Across the entries below, count the lines in which the word "นำมา" occurs. Reply with the count alone.
─── RECORDS FOR THIS EXERCISE
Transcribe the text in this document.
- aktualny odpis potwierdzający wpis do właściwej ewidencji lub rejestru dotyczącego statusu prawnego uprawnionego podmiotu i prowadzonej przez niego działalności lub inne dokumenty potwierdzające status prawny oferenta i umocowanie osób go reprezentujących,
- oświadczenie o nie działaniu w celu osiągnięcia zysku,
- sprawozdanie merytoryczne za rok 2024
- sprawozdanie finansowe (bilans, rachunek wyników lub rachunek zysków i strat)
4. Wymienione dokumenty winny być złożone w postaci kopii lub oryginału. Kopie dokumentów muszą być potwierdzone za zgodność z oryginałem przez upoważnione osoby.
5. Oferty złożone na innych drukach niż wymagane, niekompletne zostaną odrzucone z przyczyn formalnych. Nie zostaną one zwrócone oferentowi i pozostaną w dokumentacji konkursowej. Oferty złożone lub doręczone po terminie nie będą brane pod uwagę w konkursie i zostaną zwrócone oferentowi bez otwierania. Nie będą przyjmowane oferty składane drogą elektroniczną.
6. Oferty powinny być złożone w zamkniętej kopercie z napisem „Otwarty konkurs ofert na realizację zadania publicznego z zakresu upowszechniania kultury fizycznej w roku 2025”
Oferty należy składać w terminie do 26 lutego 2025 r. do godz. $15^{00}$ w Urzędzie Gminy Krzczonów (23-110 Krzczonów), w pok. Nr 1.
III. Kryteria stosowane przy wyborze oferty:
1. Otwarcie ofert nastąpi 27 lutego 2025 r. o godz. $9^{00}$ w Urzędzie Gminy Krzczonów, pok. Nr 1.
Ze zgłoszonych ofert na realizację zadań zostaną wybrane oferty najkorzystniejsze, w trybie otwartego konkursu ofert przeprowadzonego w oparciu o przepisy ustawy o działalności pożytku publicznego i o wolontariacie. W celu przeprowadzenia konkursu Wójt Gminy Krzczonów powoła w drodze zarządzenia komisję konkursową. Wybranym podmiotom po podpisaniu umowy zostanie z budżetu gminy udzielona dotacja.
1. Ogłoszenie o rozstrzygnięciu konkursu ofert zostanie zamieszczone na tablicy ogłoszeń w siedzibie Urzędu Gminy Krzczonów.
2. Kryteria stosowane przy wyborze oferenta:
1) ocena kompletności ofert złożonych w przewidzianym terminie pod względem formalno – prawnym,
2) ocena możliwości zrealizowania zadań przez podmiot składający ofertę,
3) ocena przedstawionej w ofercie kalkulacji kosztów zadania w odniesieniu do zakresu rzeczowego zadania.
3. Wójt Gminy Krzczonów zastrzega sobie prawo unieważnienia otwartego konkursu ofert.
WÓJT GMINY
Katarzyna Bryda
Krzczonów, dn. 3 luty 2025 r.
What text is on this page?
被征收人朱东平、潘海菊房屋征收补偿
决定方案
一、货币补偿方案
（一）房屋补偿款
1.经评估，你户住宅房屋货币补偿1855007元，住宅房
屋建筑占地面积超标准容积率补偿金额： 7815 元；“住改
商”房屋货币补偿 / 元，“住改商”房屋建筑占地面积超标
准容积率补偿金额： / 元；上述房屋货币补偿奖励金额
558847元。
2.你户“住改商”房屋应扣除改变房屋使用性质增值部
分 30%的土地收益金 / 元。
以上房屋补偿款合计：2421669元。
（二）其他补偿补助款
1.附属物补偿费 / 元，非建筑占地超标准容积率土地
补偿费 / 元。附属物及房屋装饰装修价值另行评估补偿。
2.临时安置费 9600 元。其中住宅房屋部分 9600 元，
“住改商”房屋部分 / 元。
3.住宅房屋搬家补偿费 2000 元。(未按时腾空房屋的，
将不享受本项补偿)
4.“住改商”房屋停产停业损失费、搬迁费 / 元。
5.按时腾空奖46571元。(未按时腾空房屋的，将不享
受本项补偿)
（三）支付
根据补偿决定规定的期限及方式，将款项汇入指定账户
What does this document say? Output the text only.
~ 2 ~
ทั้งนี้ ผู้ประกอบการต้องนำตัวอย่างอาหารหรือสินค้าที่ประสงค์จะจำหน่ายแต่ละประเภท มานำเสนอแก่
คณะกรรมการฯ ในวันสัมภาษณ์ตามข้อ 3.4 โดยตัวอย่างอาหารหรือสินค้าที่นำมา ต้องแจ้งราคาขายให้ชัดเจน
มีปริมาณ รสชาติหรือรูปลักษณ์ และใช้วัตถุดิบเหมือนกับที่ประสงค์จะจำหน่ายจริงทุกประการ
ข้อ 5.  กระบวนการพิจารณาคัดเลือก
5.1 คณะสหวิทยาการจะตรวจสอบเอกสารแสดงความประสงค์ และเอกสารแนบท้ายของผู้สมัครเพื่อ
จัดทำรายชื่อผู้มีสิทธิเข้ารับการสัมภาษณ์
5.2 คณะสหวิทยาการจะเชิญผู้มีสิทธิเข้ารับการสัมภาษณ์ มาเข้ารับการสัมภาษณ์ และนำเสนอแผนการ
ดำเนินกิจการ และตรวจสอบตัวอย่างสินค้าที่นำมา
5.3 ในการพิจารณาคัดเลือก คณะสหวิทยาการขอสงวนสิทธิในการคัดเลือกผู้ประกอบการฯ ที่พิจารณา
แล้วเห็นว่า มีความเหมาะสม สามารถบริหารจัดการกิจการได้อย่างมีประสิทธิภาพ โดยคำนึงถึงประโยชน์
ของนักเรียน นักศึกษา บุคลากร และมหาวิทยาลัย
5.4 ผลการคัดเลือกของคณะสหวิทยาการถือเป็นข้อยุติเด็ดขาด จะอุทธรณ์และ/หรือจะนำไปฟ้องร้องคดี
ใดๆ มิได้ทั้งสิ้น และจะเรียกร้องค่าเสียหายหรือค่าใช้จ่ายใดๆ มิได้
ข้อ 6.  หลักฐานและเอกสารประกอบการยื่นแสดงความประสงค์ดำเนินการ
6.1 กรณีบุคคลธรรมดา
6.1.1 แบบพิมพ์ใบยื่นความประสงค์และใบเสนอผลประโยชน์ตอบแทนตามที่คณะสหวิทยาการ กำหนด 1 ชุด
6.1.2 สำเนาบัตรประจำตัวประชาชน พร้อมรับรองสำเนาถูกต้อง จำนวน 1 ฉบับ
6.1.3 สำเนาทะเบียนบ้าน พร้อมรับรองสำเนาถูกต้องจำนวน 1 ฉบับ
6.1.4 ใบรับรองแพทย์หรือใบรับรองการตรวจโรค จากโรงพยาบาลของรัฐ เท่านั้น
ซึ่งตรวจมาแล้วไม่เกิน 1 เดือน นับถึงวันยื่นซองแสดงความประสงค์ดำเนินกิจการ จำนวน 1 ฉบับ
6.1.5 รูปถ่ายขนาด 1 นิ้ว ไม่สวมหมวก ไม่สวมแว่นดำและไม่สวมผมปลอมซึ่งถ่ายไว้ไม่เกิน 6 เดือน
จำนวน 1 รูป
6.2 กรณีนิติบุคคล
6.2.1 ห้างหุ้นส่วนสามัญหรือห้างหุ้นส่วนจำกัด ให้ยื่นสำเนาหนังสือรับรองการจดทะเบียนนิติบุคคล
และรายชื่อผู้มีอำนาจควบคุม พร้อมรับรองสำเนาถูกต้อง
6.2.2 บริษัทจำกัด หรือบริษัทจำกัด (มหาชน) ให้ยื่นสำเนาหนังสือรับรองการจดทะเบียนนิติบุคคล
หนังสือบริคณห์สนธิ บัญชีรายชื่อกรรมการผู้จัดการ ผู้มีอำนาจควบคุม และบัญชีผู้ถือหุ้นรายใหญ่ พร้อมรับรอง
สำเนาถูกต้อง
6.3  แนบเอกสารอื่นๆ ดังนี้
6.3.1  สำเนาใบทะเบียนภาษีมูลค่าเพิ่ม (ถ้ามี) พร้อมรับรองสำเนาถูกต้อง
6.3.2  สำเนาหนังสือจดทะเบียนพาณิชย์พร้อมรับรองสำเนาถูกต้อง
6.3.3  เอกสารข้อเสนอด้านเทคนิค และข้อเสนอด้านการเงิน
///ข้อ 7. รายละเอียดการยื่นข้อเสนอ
──────
__CORRECT RESPONSE__
2